BEGIN Data to use

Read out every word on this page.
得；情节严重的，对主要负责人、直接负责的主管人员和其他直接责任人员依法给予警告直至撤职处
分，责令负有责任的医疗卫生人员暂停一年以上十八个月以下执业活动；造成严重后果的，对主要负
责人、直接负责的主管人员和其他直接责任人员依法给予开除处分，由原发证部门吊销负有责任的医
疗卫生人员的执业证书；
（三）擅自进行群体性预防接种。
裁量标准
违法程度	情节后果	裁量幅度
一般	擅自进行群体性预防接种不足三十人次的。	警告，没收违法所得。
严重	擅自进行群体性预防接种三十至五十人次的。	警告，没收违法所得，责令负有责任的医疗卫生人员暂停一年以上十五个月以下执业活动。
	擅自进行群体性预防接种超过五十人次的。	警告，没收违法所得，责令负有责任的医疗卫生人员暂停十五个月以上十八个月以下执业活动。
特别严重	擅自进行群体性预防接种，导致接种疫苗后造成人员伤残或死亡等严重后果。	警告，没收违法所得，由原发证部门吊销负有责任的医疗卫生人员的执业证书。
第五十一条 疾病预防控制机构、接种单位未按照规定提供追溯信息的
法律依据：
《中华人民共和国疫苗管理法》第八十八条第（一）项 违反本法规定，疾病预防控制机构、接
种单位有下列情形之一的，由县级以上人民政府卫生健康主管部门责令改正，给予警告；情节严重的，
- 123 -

END Data to use

• Prompt: Output an exact copy of each record.

• Response to the exercise:
Read out every word on this page.
得；情节严重的，对主要负责人、直接负责的主管人员和其他直接责任人员依法给予警告直至撤职处
分，责令负有责任的医疗卫生人员暂停一年以上十八个月以下执业活动；造成严重后果的，对主要负
责人、直接负责的主管人员和其他直接责任人员依法给予开除处分，由原发证部门吊销负有责任的医
疗卫生人员的执业证书；
（三）擅自进行群体性预防接种。
裁量标准
违法程度	情节后果	裁量幅度
一般	擅自进行群体性预防接种不足三十人次的。	警告，没收违法所得。
严重	擅自进行群体性预防接种三十至五十人次的。	警告，没收违法所得，责令负有责任的医疗卫生人员暂停一年以上十五个月以下执业活动。
	擅自进行群体性预防接种超过五十人次的。	警告，没收违法所得，责令负有责任的医疗卫生人员暂停十五个月以上十八个月以下执业活动。
特别严重	擅自进行群体性预防接种，导致接种疫苗后造成人员伤残或死亡等严重后果。	警告，没收违法所得，由原发证部门吊销负有责任的医疗卫生人员的执业证书。
第五十一条 疾病预防控制机构、接种单位未按照规定提供追溯信息的
法律依据：
《中华人民共和国疫苗管理法》第八十八条第（一）项 违反本法规定，疾病预防控制机构、接
种单位有下列情形之一的，由县级以上人民政府卫生健康主管部门责令改正，给予警告；情节严重的，
- 123 -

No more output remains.